Tally the lines that contain the string "Professor" and give the number by itself.

========

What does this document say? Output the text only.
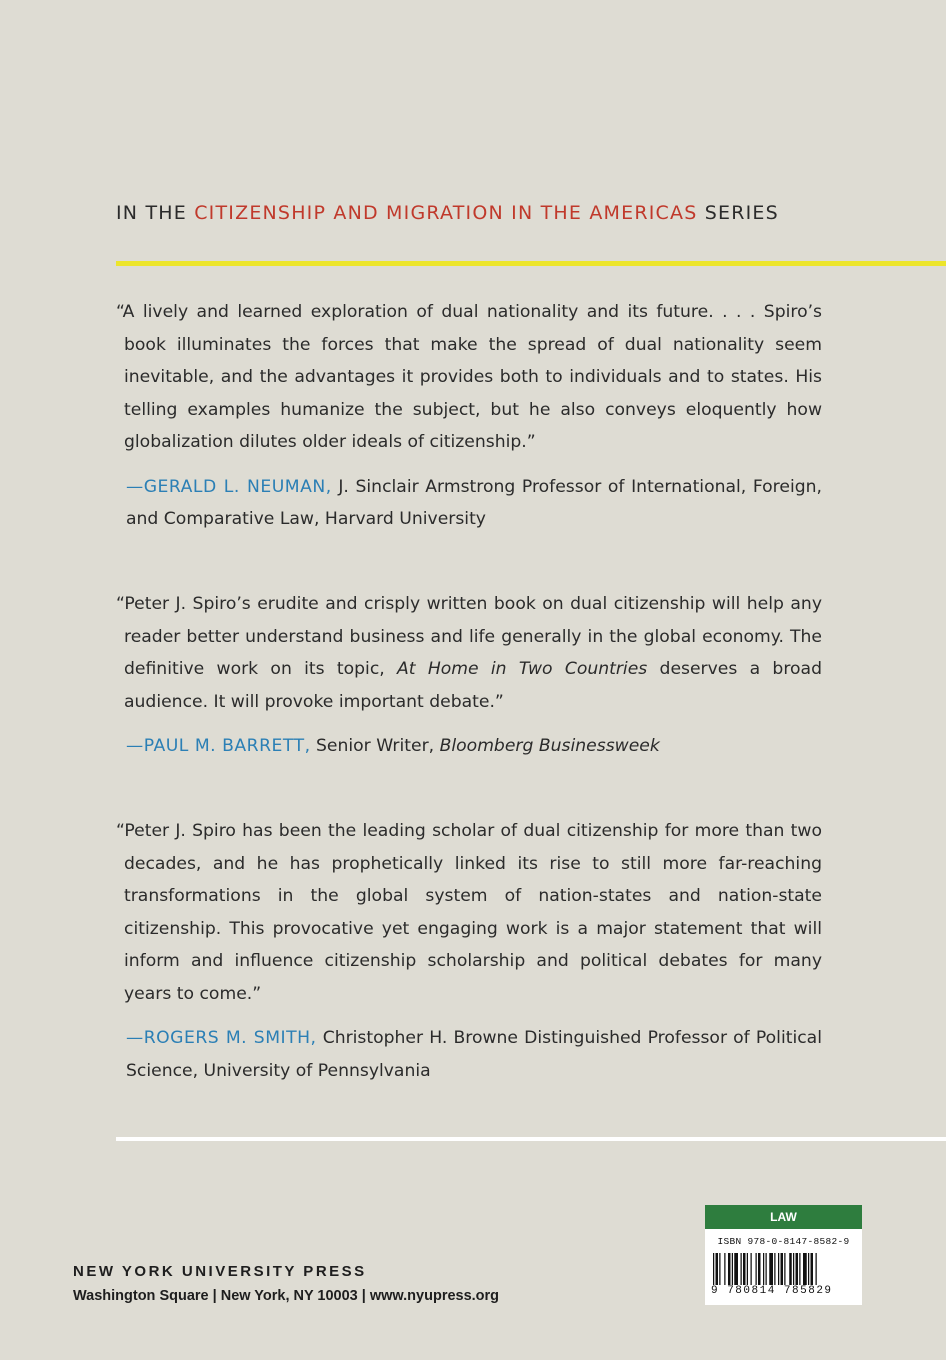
IN THE CITIZENSHIP AND MIGRATION IN THE AMERICAS SERIES

“A lively and learned exploration of dual nationality and its future. . . . Spiro’s book illuminates the forces that make the spread of dual nationality seem inevitable, and the advantages it provides both to individuals and to states. His telling examples humanize the subject, but he also conveys eloquently how globalization dilutes older ideals of citizenship.”

—GERALD L. NEUMAN, J. Sinclair Armstrong Professor of International, Foreign, and Comparative Law, Harvard University

“Peter J. Spiro’s erudite and crisply written book on dual citizenship will help any reader better understand business and life generally in the global economy. The definitive work on its topic, At Home in Two Countries deserves a broad audience. It will provoke important debate.”

—PAUL M. BARRETT, Senior Writer, Bloomberg Businessweek

“Peter J. Spiro has been the leading scholar of dual citizenship for more than two decades, and he has prophetically linked its rise to still more far-reaching transformations in the global system of nation-states and nation-state citizenship. This provocative yet engaging work is a major statement that will inform and influence citizenship scholarship and political debates for many years to come.”

—ROGERS M. SMITH, Christopher H. Browne Distinguished Professor of Political Science, University of Pennsylvania
NEW YORK UNIVERSITY PRESS
Washington Square | New York, NY 10003 | www.nyupress.org
LAW
ISBN 978-0-8147-8582-9
9 780814 785829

========

Solution
2